_PROMPT_
Here are some entries; quote each one exactly.

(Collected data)

>> START

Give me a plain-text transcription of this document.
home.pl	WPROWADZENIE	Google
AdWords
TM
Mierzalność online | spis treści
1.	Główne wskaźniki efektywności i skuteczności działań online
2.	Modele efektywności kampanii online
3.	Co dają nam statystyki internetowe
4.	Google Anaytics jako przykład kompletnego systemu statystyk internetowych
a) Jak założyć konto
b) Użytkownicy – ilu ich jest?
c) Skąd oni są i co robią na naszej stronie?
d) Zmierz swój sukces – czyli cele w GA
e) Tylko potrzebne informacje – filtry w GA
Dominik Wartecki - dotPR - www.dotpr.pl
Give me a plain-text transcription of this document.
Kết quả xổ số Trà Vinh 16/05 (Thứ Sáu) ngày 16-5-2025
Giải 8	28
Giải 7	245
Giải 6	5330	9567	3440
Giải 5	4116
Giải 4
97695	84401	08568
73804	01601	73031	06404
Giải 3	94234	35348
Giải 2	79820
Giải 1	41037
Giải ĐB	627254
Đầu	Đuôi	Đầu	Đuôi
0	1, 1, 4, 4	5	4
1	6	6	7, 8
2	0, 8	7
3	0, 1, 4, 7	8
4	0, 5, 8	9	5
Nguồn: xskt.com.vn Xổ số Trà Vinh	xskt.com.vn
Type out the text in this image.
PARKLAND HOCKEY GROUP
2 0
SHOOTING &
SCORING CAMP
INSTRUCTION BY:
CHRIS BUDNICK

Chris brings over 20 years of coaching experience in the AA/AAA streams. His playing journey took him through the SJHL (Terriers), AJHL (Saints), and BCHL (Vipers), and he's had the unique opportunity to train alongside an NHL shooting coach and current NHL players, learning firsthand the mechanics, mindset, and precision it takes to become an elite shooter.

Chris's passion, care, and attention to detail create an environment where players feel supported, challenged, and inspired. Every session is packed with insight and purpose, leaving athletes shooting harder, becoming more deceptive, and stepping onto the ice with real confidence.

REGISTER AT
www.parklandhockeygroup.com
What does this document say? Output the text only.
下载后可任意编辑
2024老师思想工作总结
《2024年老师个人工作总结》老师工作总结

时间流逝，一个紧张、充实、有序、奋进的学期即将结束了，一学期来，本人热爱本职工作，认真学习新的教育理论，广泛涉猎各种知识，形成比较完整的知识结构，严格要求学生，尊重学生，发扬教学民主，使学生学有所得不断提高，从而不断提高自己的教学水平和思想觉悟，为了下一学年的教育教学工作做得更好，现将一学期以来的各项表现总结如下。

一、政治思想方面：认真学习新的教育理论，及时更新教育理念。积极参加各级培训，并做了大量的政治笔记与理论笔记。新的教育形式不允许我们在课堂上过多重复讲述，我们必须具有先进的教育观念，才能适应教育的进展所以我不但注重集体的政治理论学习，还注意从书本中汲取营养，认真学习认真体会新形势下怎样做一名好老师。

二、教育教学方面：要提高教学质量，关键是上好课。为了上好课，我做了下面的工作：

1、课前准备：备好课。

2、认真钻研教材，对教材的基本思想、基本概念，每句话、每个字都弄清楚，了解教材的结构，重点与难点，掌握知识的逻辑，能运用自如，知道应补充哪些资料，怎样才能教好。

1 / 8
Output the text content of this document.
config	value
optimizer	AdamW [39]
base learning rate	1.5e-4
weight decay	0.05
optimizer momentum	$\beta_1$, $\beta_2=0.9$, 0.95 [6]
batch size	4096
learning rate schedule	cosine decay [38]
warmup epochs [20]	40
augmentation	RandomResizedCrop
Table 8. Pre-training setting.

>> END

_THE RESULT_
Give me a plain-text transcription of this document.
home.pl	WPROWADZENIE	Google
AdWords
TM
Mierzalność online | spis treści
1.	Główne wskaźniki efektywności i skuteczności działań online
2.	Modele efektywności kampanii online
3.	Co dają nam statystyki internetowe
4.	Google Anaytics jako przykład kompletnego systemu statystyk internetowych
a) Jak założyć konto
b) Użytkownicy – ilu ich jest?
c) Skąd oni są i co robią na naszej stronie?
d) Zmierz swój sukces – czyli cele w GA
e) Tylko potrzebne informacje – filtry w GA
Dominik Wartecki - dotPR - www.dotpr.pl
Give me a plain-text transcription of this document.
Kết quả xổ số Trà Vinh 16/05 (Thứ Sáu) ngày 16-5-2025
Giải 8	28
Giải 7	245
Giải 6	5330	9567	3440
Giải 5	4116
Giải 4
97695	84401	08568
73804	01601	73031	06404
Giải 3	94234	35348
Giải 2	79820
Giải 1	41037
Giải ĐB	627254
Đầu	Đuôi	Đầu	Đuôi
0	1, 1, 4, 4	5	4
1	6	6	7, 8
2	0, 8	7
3	0, 1, 4, 7	8
4	0, 5, 8	9	5
Nguồn: xskt.com.vn Xổ số Trà Vinh	xskt.com.vn
Type out the text in this image.
PARKLAND HOCKEY GROUP
2 0
SHOOTING &
SCORING CAMP
INSTRUCTION BY:
CHRIS BUDNICK

Chris brings over 20 years of coaching experience in the AA/AAA streams. His playing journey took him through the SJHL (Terriers), AJHL (Saints), and BCHL (Vipers), and he's had the unique opportunity to train alongside an NHL shooting coach and current NHL players, learning firsthand the mechanics, mindset, and precision it takes to become an elite shooter.

Chris's passion, care, and attention to detail create an environment where players feel supported, challenged, and inspired. Every session is packed with insight and purpose, leaving athletes shooting harder, becoming more deceptive, and stepping onto the ice with real confidence.

REGISTER AT
www.parklandhockeygroup.com
What does this document say? Output the text only.
下载后可任意编辑
2024老师思想工作总结
《2024年老师个人工作总结》老师工作总结

时间流逝，一个紧张、充实、有序、奋进的学期即将结束了，一学期来，本人热爱本职工作，认真学习新的教育理论，广泛涉猎各种知识，形成比较完整的知识结构，严格要求学生，尊重学生，发扬教学民主，使学生学有所得不断提高，从而不断提高自己的教学水平和思想觉悟，为了下一学年的教育教学工作做得更好，现将一学期以来的各项表现总结如下。

一、政治思想方面：认真学习新的教育理论，及时更新教育理念。积极参加各级培训，并做了大量的政治笔记与理论笔记。新的教育形式不允许我们在课堂上过多重复讲述，我们必须具有先进的教育观念，才能适应教育的进展所以我不但注重集体的政治理论学习，还注意从书本中汲取营养，认真学习认真体会新形势下怎样做一名好老师。

二、教育教学方面：要提高教学质量，关键是上好课。为了上好课，我做了下面的工作：

1、课前准备：备好课。

2、认真钻研教材，对教材的基本思想、基本概念，每句话、每个字都弄清楚，了解教材的结构，重点与难点，掌握知识的逻辑，能运用自如，知道应补充哪些资料，怎样才能教好。

1 / 8
Output the text content of this document.
config	value
optimizer	AdamW [39]
base learning rate	1.5e-4
weight decay	0.05
optimizer momentum	$\beta_1$, $\beta_2=0.9$, 0.95 [6]
batch size	4096
learning rate schedule	cosine decay [38]
warmup epochs [20]	40
augmentation	RandomResizedCrop
Table 8. Pre-training setting.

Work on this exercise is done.